- **Requirement**: Check each line of the listing, and copy it if it contains the word "label".
**** Record excerpts ****
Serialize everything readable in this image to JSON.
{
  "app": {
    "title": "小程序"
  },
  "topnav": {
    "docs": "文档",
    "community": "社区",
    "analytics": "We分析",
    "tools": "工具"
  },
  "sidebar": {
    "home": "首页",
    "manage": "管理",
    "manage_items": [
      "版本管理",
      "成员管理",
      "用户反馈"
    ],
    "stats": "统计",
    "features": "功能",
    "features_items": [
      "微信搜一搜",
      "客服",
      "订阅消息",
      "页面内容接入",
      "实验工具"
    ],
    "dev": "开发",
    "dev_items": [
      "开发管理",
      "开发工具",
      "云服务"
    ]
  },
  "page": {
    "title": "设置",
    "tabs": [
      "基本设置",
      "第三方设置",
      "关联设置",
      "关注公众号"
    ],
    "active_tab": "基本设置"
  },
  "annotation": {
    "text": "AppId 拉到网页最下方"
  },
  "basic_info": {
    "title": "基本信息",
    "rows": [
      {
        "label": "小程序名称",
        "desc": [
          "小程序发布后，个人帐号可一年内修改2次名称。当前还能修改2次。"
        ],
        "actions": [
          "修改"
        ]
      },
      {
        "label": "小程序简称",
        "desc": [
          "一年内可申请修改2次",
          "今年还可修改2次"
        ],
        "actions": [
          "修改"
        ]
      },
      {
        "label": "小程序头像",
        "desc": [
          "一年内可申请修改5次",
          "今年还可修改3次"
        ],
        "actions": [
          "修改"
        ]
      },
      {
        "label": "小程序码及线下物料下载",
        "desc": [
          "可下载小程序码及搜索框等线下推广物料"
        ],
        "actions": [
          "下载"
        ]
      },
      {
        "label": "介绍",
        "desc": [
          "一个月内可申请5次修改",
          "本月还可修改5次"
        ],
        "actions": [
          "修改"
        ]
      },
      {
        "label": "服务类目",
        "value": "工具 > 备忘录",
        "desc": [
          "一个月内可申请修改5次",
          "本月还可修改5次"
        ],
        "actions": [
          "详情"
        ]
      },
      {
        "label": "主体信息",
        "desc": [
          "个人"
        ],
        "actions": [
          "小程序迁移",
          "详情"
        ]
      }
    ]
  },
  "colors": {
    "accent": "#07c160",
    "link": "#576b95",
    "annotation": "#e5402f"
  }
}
****
- **Correct response**:
        "label": "小程序名称",
        "label": "小程序简称",
        "label": "小程序头像",
        "label": "小程序码及线下物料下载",
        "label": "介绍",
        "label": "服务类目",
        "label": "主体信息",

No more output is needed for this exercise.